Set exercise: Repeat all the records exactly, omitting pictures.

Records for the exercise:
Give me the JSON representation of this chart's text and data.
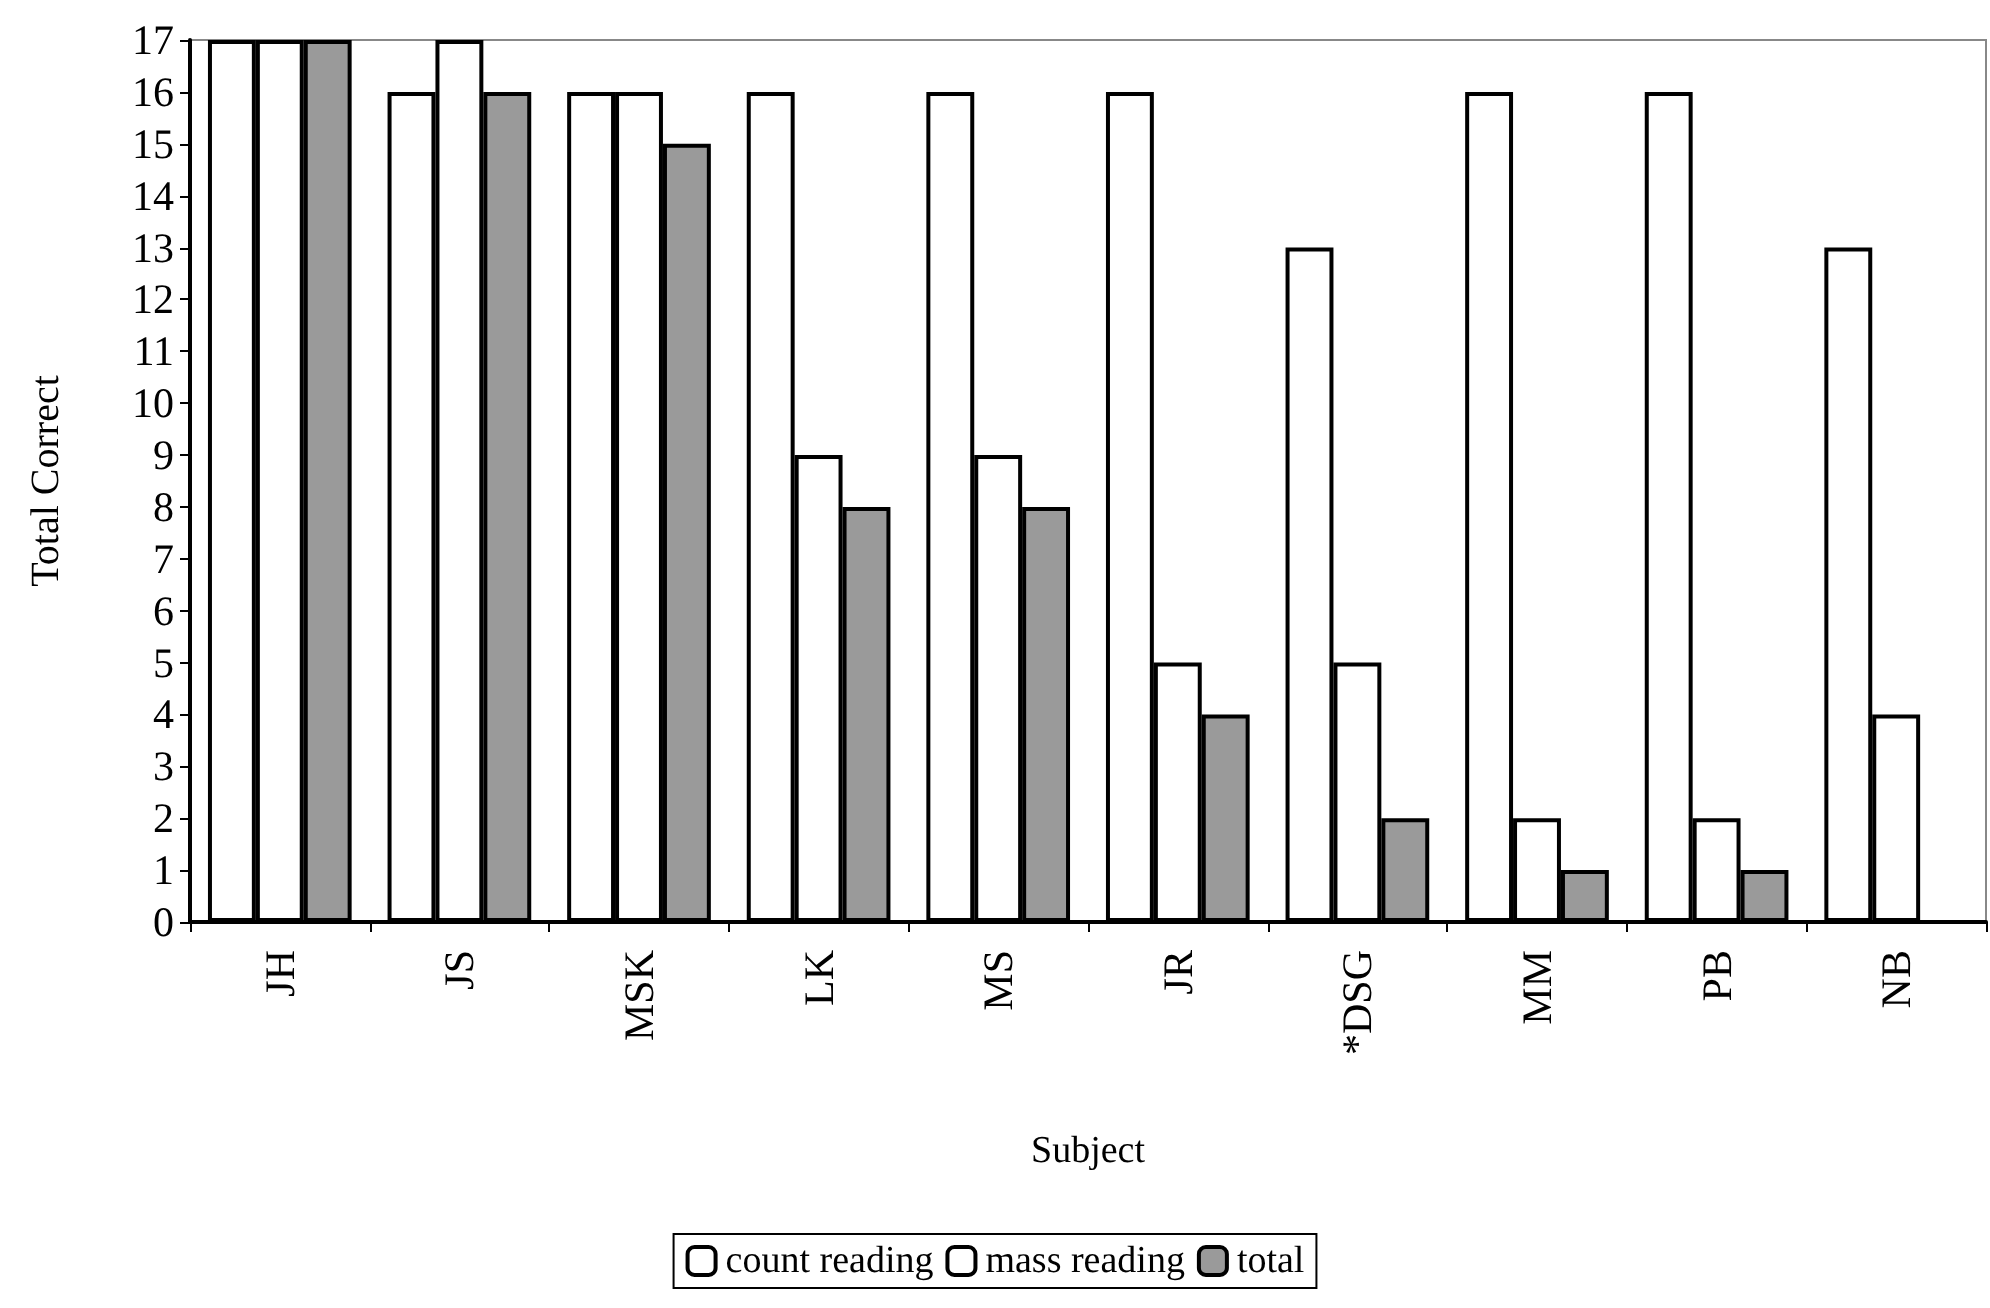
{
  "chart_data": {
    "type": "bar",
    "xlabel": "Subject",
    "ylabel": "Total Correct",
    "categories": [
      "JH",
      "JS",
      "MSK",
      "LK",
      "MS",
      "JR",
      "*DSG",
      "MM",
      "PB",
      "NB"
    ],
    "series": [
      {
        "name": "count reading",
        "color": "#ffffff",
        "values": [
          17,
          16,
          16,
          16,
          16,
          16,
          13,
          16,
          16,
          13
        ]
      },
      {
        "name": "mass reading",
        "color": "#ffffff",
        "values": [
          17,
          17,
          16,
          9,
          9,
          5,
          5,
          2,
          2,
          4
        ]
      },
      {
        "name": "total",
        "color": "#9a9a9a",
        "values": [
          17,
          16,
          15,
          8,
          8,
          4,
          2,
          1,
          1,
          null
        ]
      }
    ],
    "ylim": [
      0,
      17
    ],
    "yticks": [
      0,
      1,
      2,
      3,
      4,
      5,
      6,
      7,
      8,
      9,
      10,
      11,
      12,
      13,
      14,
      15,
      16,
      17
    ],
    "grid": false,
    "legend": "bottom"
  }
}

Reply to the task:
Give me the JSON representation of this chart's text and data.
{
  "chart_data": {
    "type": "bar",
    "xlabel": "Subject",
    "ylabel": "Total Correct",
    "categories": [
      "JH",
      "JS",
      "MSK",
      "LK",
      "MS",
      "JR",
      "*DSG",
      "MM",
      "PB",
      "NB"
    ],
    "series": [
      {
        "name": "count reading",
        "color": "#ffffff",
        "values": [
          17,
          16,
          16,
          16,
          16,
          16,
          13,
          16,
          16,
          13
        ]
      },
      {
        "name": "mass reading",
        "color": "#ffffff",
        "values": [
          17,
          17,
          16,
          9,
          9,
          5,
          5,
          2,
          2,
          4
        ]
      },
      {
        "name": "total",
        "color": "#9a9a9a",
        "values": [
          17,
          16,
          15,
          8,
          8,
          4,
          2,
          1,
          1,
          null
        ]
      }
    ],
    "ylim": [
      0,
      17
    ],
    "yticks": [
      0,
      1,
      2,
      3,
      4,
      5,
      6,
      7,
      8,
      9,
      10,
      11,
      12,
      13,
      14,
      15,
      16,
      17
    ],
    "grid": false,
    "legend": "bottom"
  }
}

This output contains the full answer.